> _Task directions_
From the records below, extract all the text exactly and leave the images behind.
◆ ◆ ◆ ◆ ◆ ◆ ◆
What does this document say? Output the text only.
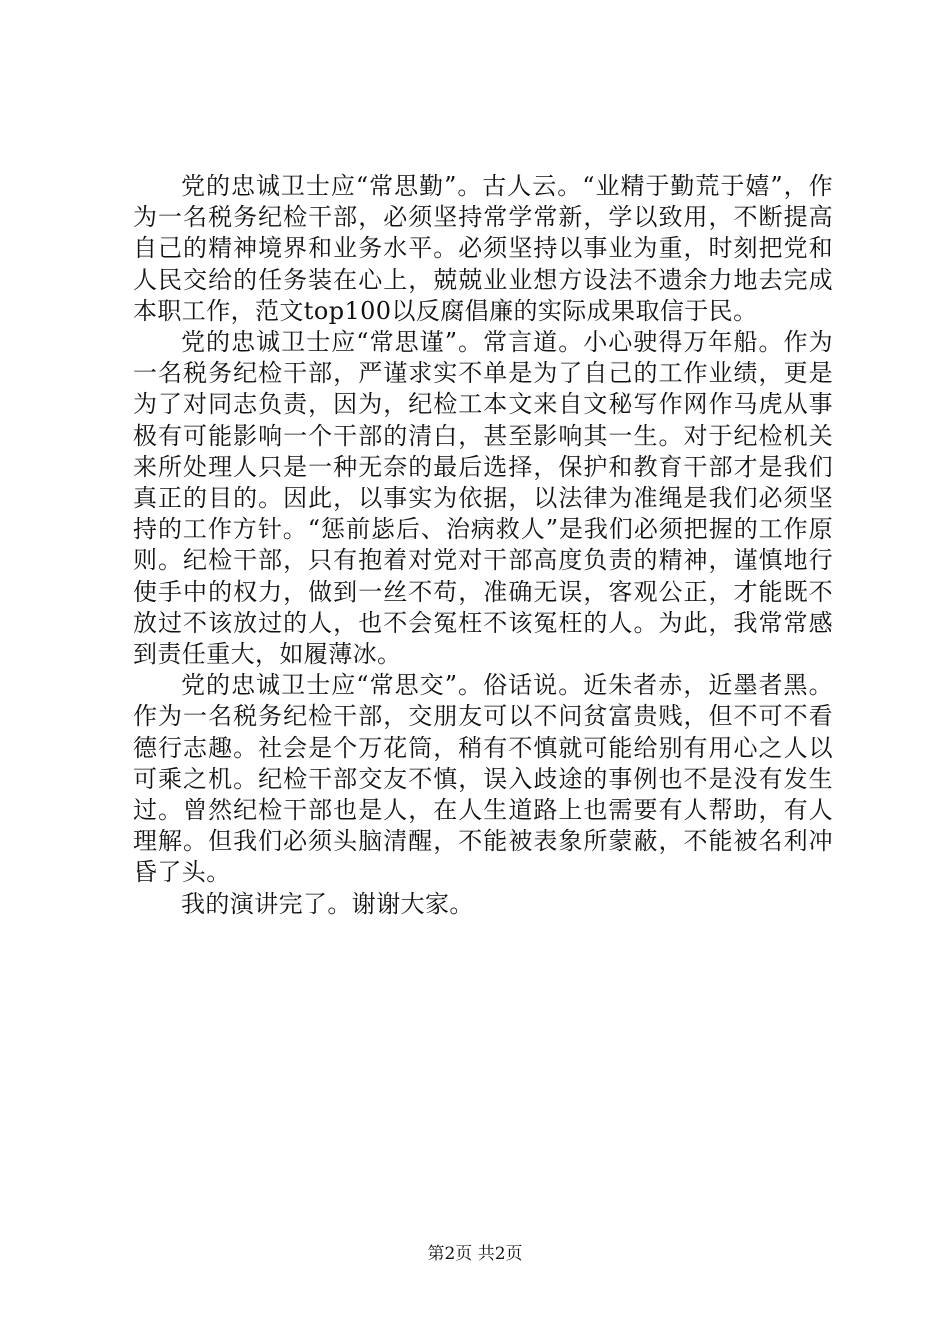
党的忠诚卫士应“常思勤”。古人云。“业精于勤荒于嬉”，作为一名税务纪检干部，必须坚持常学常新，学以致用，不断提高自己的精神境界和业务水平。必须坚持以事业为重，时刻把党和人民交给的任务装在心上，兢兢业业想方设法不遗余力地去完成本职工作，范文top100以反腐倡廉的实际成果取信于民。

党的忠诚卫士应“常思谨”。常言道。小心驶得万年船。作为一名税务纪检干部，严谨求实不单是为了自己的工作业绩，更是为了对同志负责，因为，纪检工本文来自文秘写作网作马虎从事极有可能影响一个干部的清白，甚至影响其一生。对于纪检机关来所处理人只是一种无奈的最后选择，保护和教育干部才是我们真正的目的。因此，以事实为依据，以法律为准绳是我们必须坚持的工作方针。“惩前毖后、治病救人”是我们必须把握的工作原则。纪检干部，只有抱着对党对干部高度负责的精神，谨慎地行使手中的权力，做到一丝不苟，准确无误，客观公正，才能既不放过不该放过的人，也不会冤枉不该冤枉的人。为此，我常常感到责任重大，如履薄冰。

党的忠诚卫士应“常思交”。俗话说。近朱者赤，近墨者黑。作为一名税务纪检干部，交朋友可以不问贫富贵贱，但不可不看德行志趣。社会是个万花筒，稍有不慎就可能给别有用心之人以可乘之机。纪检干部交友不慎，误入歧途的事例也不是没有发生过。曾然纪检干部也是人，在人生道路上也需要有人帮助，有人理解。但我们必须头脑清醒，不能被表象所蒙蔽，不能被名利冲昏了头。

我的演讲完了。谢谢大家。

第2页 共2页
◆ ◆ ◆ ◆ ◆ ◆ ◆
> _Finished answer_
What does this document say? Output the text only.
党的忠诚卫士应“常思勤”。古人云。“业精于勤荒于嬉”，作为一名税务纪检干部，必须坚持常学常新，学以致用，不断提高自己的精神境界和业务水平。必须坚持以事业为重，时刻把党和人民交给的任务装在心上，兢兢业业想方设法不遗余力地去完成本职工作，范文top100以反腐倡廉的实际成果取信于民。

党的忠诚卫士应“常思谨”。常言道。小心驶得万年船。作为一名税务纪检干部，严谨求实不单是为了自己的工作业绩，更是为了对同志负责，因为，纪检工本文来自文秘写作网作马虎从事极有可能影响一个干部的清白，甚至影响其一生。对于纪检机关来所处理人只是一种无奈的最后选择，保护和教育干部才是我们真正的目的。因此，以事实为依据，以法律为准绳是我们必须坚持的工作方针。“惩前毖后、治病救人”是我们必须把握的工作原则。纪检干部，只有抱着对党对干部高度负责的精神，谨慎地行使手中的权力，做到一丝不苟，准确无误，客观公正，才能既不放过不该放过的人，也不会冤枉不该冤枉的人。为此，我常常感到责任重大，如履薄冰。

党的忠诚卫士应“常思交”。俗话说。近朱者赤，近墨者黑。作为一名税务纪检干部，交朋友可以不问贫富贵贱，但不可不看德行志趣。社会是个万花筒，稍有不慎就可能给别有用心之人以可乘之机。纪检干部交友不慎，误入歧途的事例也不是没有发生过。曾然纪检干部也是人，在人生道路上也需要有人帮助，有人理解。但我们必须头脑清醒，不能被表象所蒙蔽，不能被名利冲昏了头。

我的演讲完了。谢谢大家。

第2页 共2页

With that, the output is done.